Excerpt from a dataset
—————
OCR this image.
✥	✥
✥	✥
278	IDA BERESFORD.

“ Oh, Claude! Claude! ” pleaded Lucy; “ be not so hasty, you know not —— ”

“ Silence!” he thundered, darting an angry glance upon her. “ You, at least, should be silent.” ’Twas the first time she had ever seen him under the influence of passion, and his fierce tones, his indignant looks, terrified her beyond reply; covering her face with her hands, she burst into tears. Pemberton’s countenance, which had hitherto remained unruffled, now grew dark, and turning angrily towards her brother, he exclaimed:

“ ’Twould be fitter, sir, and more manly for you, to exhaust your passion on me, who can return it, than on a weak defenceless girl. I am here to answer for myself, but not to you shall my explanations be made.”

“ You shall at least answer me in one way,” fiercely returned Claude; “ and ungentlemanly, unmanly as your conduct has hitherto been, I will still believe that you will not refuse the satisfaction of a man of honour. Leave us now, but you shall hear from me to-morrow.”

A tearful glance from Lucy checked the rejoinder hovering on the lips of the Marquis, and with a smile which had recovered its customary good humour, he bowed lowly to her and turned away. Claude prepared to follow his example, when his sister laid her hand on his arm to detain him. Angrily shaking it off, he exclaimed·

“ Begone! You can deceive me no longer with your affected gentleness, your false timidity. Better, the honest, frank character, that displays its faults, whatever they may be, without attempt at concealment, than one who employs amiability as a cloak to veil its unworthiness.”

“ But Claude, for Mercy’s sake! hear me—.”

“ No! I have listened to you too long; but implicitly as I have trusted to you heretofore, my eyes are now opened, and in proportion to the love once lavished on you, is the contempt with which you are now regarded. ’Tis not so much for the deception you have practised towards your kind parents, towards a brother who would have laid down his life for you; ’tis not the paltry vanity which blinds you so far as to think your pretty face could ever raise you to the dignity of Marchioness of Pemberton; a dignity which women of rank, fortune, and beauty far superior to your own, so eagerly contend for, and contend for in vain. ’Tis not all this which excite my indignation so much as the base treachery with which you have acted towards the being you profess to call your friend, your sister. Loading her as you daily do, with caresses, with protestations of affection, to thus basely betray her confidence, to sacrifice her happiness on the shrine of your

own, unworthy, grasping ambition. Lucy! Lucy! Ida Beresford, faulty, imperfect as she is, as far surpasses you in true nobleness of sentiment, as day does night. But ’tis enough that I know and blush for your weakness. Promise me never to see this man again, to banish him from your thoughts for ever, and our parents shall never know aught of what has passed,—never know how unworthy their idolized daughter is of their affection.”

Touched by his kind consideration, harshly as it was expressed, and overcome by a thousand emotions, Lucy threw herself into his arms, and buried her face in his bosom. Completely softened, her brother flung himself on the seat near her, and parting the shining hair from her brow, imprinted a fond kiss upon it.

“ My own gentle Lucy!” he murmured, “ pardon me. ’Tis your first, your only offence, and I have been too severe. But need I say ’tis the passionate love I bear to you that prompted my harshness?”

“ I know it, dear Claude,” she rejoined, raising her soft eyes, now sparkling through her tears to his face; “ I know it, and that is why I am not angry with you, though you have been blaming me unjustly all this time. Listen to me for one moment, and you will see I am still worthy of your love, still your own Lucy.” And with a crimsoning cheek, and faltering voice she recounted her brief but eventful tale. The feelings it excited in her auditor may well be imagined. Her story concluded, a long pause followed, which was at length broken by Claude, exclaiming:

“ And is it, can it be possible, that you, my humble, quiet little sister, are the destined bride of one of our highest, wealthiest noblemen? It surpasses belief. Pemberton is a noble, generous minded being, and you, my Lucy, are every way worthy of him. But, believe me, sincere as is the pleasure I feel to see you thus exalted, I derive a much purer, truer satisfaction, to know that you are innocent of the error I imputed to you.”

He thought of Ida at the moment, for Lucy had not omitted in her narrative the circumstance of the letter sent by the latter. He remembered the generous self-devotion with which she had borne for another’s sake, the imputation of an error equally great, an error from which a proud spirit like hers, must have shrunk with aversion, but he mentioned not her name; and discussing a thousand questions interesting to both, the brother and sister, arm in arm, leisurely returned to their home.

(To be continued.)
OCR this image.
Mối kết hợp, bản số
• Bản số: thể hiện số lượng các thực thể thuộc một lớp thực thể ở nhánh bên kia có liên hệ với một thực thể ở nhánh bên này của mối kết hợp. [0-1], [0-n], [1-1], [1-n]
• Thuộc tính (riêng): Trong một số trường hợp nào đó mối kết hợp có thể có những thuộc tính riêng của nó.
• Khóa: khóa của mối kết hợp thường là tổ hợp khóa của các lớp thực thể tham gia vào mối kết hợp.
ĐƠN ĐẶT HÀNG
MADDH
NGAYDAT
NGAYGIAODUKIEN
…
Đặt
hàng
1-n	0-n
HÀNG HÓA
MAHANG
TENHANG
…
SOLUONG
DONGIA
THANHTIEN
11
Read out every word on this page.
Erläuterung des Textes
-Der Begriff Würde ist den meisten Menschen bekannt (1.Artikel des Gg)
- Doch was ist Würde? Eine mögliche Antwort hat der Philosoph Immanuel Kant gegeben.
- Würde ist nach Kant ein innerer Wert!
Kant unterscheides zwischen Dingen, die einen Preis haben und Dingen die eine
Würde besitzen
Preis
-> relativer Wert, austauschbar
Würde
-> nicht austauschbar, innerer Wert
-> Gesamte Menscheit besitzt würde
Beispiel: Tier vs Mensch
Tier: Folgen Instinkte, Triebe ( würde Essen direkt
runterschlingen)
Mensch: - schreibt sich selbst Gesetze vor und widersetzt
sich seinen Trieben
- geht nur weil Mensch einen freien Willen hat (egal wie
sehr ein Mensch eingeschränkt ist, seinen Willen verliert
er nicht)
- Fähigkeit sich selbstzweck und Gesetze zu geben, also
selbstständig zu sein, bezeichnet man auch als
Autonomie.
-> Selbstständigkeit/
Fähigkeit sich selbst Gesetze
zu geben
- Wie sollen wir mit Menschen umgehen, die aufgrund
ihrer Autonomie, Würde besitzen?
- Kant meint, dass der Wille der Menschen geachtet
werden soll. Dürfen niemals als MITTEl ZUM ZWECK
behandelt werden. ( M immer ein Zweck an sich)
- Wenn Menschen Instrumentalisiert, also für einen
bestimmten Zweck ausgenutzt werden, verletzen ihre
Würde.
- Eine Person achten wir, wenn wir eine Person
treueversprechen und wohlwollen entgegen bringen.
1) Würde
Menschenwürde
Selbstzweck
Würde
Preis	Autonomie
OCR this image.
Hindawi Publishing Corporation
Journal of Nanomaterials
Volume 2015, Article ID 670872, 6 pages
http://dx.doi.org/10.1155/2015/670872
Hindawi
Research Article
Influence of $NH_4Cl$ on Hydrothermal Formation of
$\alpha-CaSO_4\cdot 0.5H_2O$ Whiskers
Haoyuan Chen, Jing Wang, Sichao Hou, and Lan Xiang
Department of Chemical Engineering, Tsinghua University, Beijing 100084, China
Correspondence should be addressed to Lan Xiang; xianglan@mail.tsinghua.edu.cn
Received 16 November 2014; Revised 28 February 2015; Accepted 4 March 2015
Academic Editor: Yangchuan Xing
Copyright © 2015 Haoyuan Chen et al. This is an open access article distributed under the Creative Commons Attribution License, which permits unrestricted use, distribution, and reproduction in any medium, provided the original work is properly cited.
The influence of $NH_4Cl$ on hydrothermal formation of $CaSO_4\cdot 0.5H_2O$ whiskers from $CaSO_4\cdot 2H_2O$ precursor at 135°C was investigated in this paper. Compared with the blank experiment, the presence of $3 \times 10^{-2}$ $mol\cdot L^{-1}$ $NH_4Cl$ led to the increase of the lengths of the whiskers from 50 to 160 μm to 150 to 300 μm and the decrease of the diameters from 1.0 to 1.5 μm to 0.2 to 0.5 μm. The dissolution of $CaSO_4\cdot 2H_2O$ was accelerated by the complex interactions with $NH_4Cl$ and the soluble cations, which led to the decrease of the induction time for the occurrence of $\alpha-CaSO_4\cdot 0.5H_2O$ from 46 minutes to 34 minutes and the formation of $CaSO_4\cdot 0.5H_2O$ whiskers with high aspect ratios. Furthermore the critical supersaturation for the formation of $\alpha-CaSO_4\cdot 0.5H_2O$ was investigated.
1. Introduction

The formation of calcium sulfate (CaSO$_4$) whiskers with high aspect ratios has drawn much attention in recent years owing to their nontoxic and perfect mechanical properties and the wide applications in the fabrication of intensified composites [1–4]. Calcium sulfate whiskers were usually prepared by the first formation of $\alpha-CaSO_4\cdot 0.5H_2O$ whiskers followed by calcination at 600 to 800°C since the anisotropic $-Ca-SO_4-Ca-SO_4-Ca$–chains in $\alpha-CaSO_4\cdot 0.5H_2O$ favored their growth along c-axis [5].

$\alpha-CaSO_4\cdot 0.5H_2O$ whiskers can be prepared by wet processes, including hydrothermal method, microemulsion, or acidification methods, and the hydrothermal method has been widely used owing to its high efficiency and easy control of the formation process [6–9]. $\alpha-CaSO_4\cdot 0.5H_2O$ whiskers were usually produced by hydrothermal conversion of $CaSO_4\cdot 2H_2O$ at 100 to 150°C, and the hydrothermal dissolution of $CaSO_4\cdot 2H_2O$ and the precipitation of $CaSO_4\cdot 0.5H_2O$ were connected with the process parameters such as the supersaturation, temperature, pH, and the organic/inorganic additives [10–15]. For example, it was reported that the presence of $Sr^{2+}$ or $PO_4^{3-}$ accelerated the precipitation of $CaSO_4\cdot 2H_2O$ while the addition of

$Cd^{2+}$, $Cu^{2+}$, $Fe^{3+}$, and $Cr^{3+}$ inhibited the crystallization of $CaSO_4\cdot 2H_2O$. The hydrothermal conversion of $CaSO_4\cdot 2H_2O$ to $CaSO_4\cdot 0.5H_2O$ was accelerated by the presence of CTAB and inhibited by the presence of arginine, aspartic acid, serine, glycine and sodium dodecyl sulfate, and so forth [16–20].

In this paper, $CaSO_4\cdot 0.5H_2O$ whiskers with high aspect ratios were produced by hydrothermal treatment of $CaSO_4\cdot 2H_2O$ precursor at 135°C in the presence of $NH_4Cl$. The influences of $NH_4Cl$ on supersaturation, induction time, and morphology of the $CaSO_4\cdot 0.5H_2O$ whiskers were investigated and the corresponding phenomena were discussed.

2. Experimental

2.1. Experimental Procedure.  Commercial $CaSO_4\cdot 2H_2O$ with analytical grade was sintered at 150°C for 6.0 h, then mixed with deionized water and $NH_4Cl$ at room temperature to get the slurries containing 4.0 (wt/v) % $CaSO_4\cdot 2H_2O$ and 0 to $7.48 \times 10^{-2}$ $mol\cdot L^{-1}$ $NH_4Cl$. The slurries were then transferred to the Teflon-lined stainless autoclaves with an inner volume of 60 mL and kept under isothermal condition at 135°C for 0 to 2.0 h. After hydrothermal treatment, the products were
—————
Description of the task: Show all lines above holding "first".

Correct response:
“ Silence!” he thundered, darting an angry glance upon her. “ You, at least, should be silent.” ’Twas the first time she had ever seen him under the influence of passion, and his fierce tones, his indignant looks, terrified her beyond reply; covering her face with her hands, she burst into tears. Pemberton’s countenance, which had hitherto remained unruffled, now grew dark, and turning angrily towards her brother, he exclaimed:
“ My own gentle Lucy!” he murmured, “ pardon me. ’Tis your first, your only offence, and I have been too severe. But need I say ’tis the passionate love I bear to you that prompted my harshness?”
The formation of calcium sulfate (CaSO$_4$) whiskers with high aspect ratios has drawn much attention in recent years owing to their nontoxic and perfect mechanical properties and the wide applications in the fabrication of intensified composites [1–4]. Calcium sulfate whiskers were usually prepared by the first formation of $\alpha-CaSO_4\cdot 0.5H_2O$ whiskers followed by calcination at 600 to 800°C since the anisotropic $-Ca-SO_4-Ca-SO_4-Ca$–chains in $\alpha-CaSO_4\cdot 0.5H_2O$ favored their growth along c-axis [5].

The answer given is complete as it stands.